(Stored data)
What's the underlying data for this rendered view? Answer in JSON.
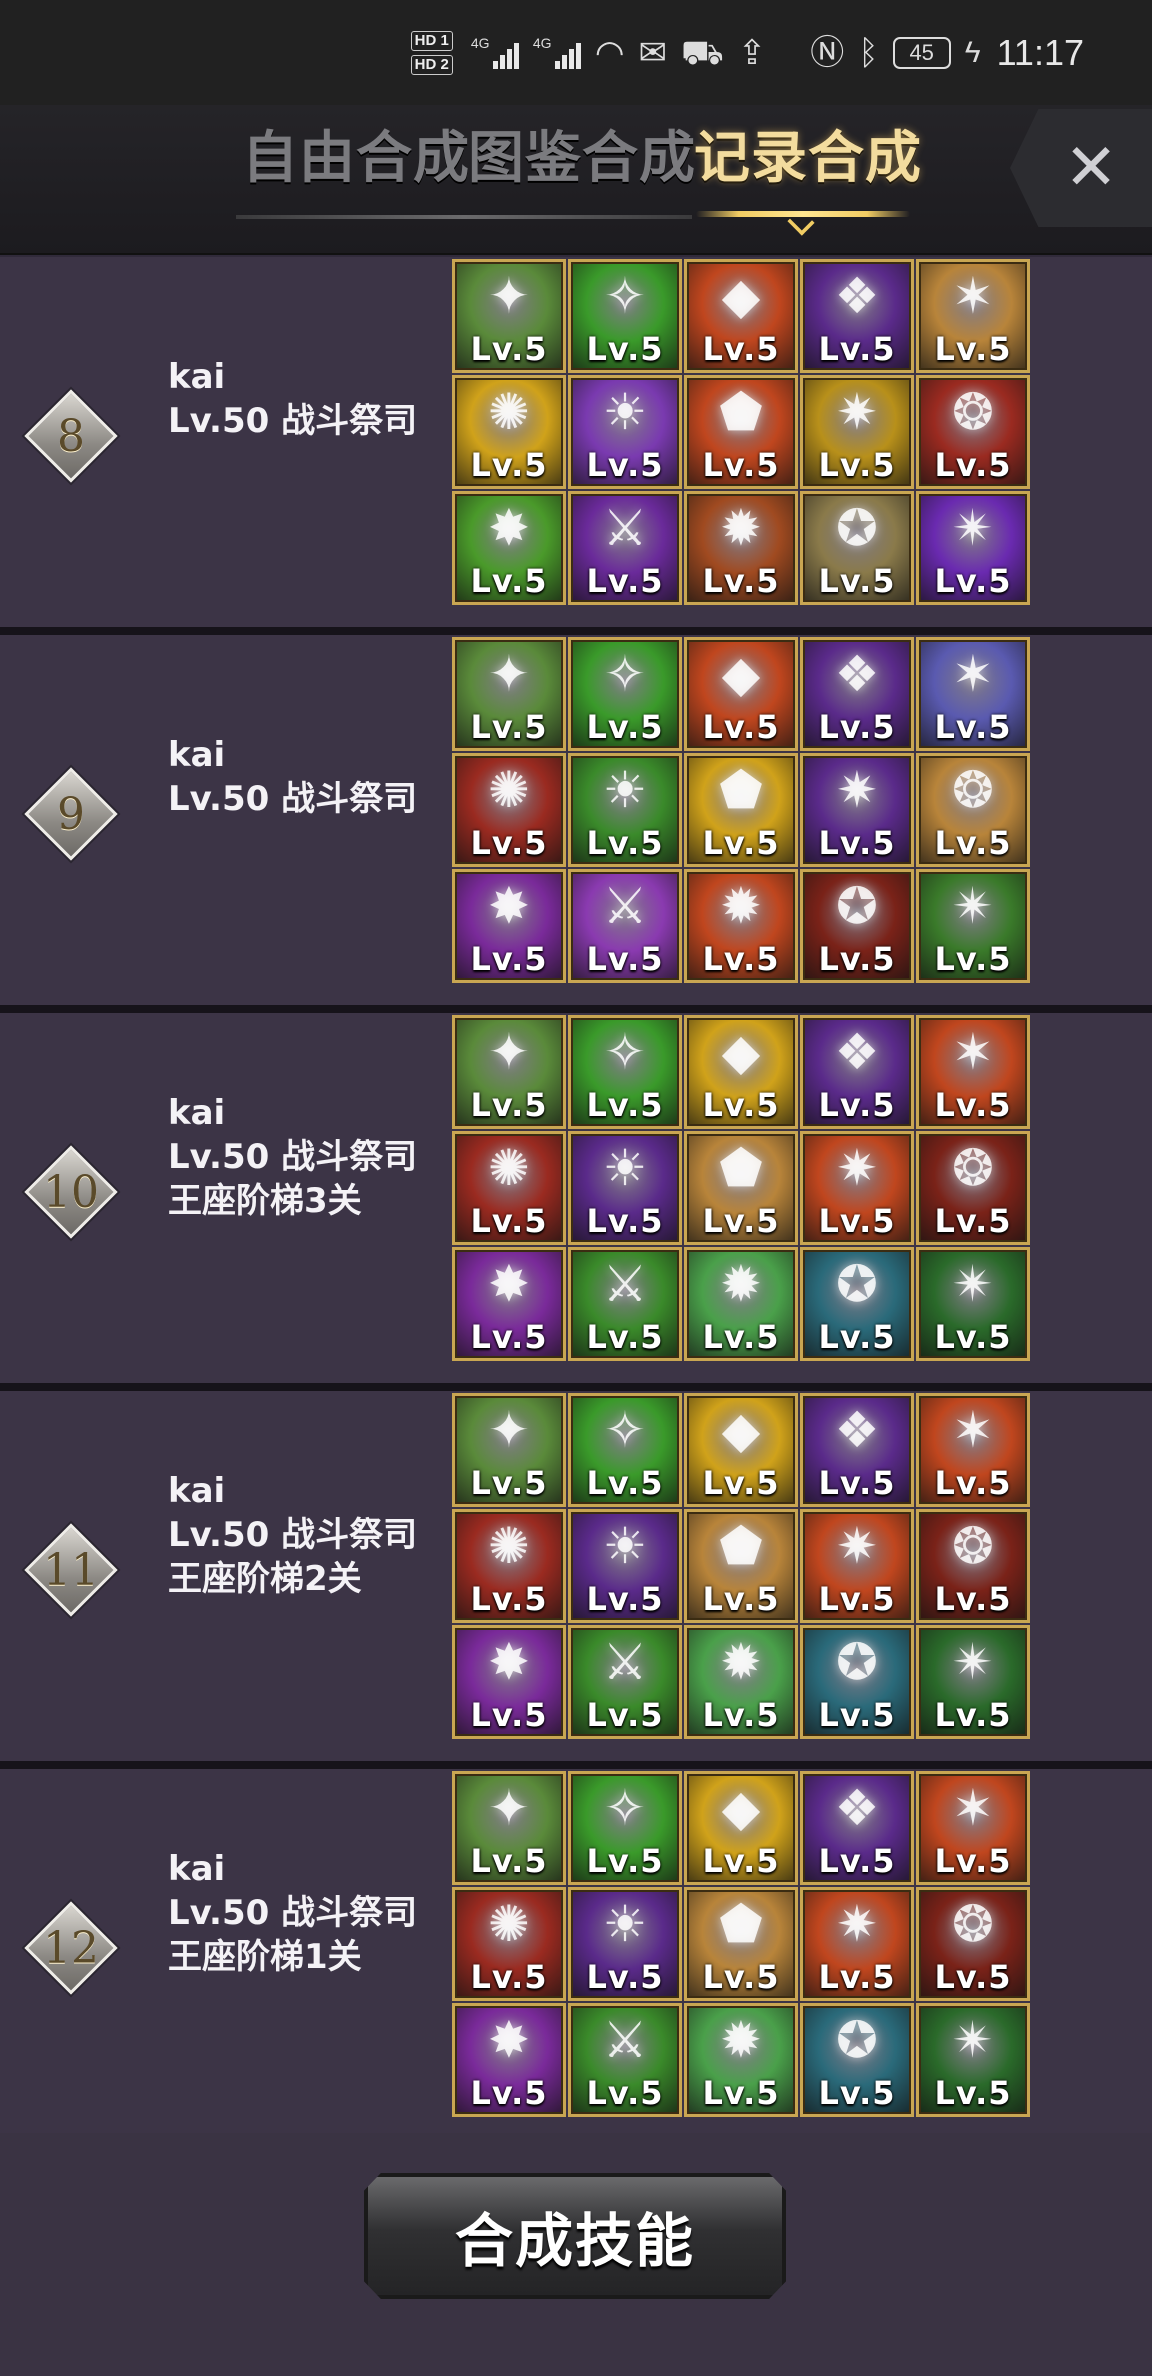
{
  "status_bar": {
    "hd1": "HD 1",
    "hd2": "HD 2",
    "net1": "4G",
    "net2": "4G",
    "battery": "45",
    "time": "11:17"
  },
  "tabs": [
    {
      "label": "自由合成",
      "active": false
    },
    {
      "label": "图鉴合成",
      "active": false
    },
    {
      "label": "记录合成",
      "active": true
    }
  ],
  "close_label": "✕",
  "skill_level_label": "Lv.5",
  "records": [
    {
      "rank": "8",
      "name": "kai",
      "class": "Lv.50 战斗祭司",
      "note": "",
      "skills": [
        "#5a8a3a",
        "#3a9a2a",
        "#c0461e",
        "#5a2a8a",
        "#b8843a",
        "#d0a21a",
        "#7a3ab0",
        "#c0461e",
        "#b8901a",
        "#9a2a20",
        "#4a9a2a",
        "#6a2a9a",
        "#a04a20",
        "#8a7a4a",
        "#6a2ab0"
      ]
    },
    {
      "rank": "9",
      "name": "kai",
      "class": "Lv.50 战斗祭司",
      "note": "",
      "skills": [
        "#5a8a3a",
        "#3a9a2a",
        "#c0461e",
        "#5a2a8a",
        "#5a5ab0",
        "#9a2a20",
        "#3a8a2a",
        "#d0a21a",
        "#5a2a8a",
        "#b8843a",
        "#7a2a9a",
        "#8a3ab0",
        "#c0461e",
        "#7a2218",
        "#3a7a2a"
      ]
    },
    {
      "rank": "10",
      "name": "kai",
      "class": "Lv.50 战斗祭司",
      "note": "王座阶梯3关",
      "skills": [
        "#5a8a3a",
        "#3a9a2a",
        "#d0a21a",
        "#5a2a8a",
        "#c0461e",
        "#9a2a20",
        "#5a2a8a",
        "#b8843a",
        "#c0461e",
        "#7a2218",
        "#7a2a9a",
        "#3a8a2a",
        "#4aa04a",
        "#2a6a7a",
        "#2a6a2a"
      ]
    },
    {
      "rank": "11",
      "name": "kai",
      "class": "Lv.50 战斗祭司",
      "note": "王座阶梯2关",
      "skills": [
        "#5a8a3a",
        "#3a9a2a",
        "#d0a21a",
        "#5a2a8a",
        "#c0461e",
        "#9a2a20",
        "#5a2a8a",
        "#b8843a",
        "#c0461e",
        "#7a2218",
        "#7a2a9a",
        "#3a8a2a",
        "#4aa04a",
        "#2a6a7a",
        "#2a6a2a"
      ]
    },
    {
      "rank": "12",
      "name": "kai",
      "class": "Lv.50 战斗祭司",
      "note": "王座阶梯1关",
      "skills": [
        "#5a8a3a",
        "#3a9a2a",
        "#d0a21a",
        "#5a2a8a",
        "#c0461e",
        "#9a2a20",
        "#5a2a8a",
        "#b8843a",
        "#c0461e",
        "#7a2218",
        "#7a2a9a",
        "#3a8a2a",
        "#4aa04a",
        "#2a6a7a",
        "#2a6a2a"
      ]
    }
  ],
  "merge_button": "合成技能"
}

» **Task objective**
From the material above, reproduce everything verbatim except the pictures.

» **Completed task**
What's the underlying data for this rendered view? Answer in JSON.
{
  "status_bar": {
    "hd1": "HD 1",
    "hd2": "HD 2",
    "net1": "4G",
    "net2": "4G",
    "battery": "45",
    "time": "11:17"
  },
  "tabs": [
    {
      "label": "自由合成",
      "active": false
    },
    {
      "label": "图鉴合成",
      "active": false
    },
    {
      "label": "记录合成",
      "active": true
    }
  ],
  "close_label": "✕",
  "skill_level_label": "Lv.5",
  "records": [
    {
      "rank": "8",
      "name": "kai",
      "class": "Lv.50 战斗祭司",
      "note": "",
      "skills": [
        "#5a8a3a",
        "#3a9a2a",
        "#c0461e",
        "#5a2a8a",
        "#b8843a",
        "#d0a21a",
        "#7a3ab0",
        "#c0461e",
        "#b8901a",
        "#9a2a20",
        "#4a9a2a",
        "#6a2a9a",
        "#a04a20",
        "#8a7a4a",
        "#6a2ab0"
      ]
    },
    {
      "rank": "9",
      "name": "kai",
      "class": "Lv.50 战斗祭司",
      "note": "",
      "skills": [
        "#5a8a3a",
        "#3a9a2a",
        "#c0461e",
        "#5a2a8a",
        "#5a5ab0",
        "#9a2a20",
        "#3a8a2a",
        "#d0a21a",
        "#5a2a8a",
        "#b8843a",
        "#7a2a9a",
        "#8a3ab0",
        "#c0461e",
        "#7a2218",
        "#3a7a2a"
      ]
    },
    {
      "rank": "10",
      "name": "kai",
      "class": "Lv.50 战斗祭司",
      "note": "王座阶梯3关",
      "skills": [
        "#5a8a3a",
        "#3a9a2a",
        "#d0a21a",
        "#5a2a8a",
        "#c0461e",
        "#9a2a20",
        "#5a2a8a",
        "#b8843a",
        "#c0461e",
        "#7a2218",
        "#7a2a9a",
        "#3a8a2a",
        "#4aa04a",
        "#2a6a7a",
        "#2a6a2a"
      ]
    },
    {
      "rank": "11",
      "name": "kai",
      "class": "Lv.50 战斗祭司",
      "note": "王座阶梯2关",
      "skills": [
        "#5a8a3a",
        "#3a9a2a",
        "#d0a21a",
        "#5a2a8a",
        "#c0461e",
        "#9a2a20",
        "#5a2a8a",
        "#b8843a",
        "#c0461e",
        "#7a2218",
        "#7a2a9a",
        "#3a8a2a",
        "#4aa04a",
        "#2a6a7a",
        "#2a6a2a"
      ]
    },
    {
      "rank": "12",
      "name": "kai",
      "class": "Lv.50 战斗祭司",
      "note": "王座阶梯1关",
      "skills": [
        "#5a8a3a",
        "#3a9a2a",
        "#d0a21a",
        "#5a2a8a",
        "#c0461e",
        "#9a2a20",
        "#5a2a8a",
        "#b8843a",
        "#c0461e",
        "#7a2218",
        "#7a2a9a",
        "#3a8a2a",
        "#4aa04a",
        "#2a6a7a",
        "#2a6a2a"
      ]
    }
  ],
  "merge_button": "合成技能"
}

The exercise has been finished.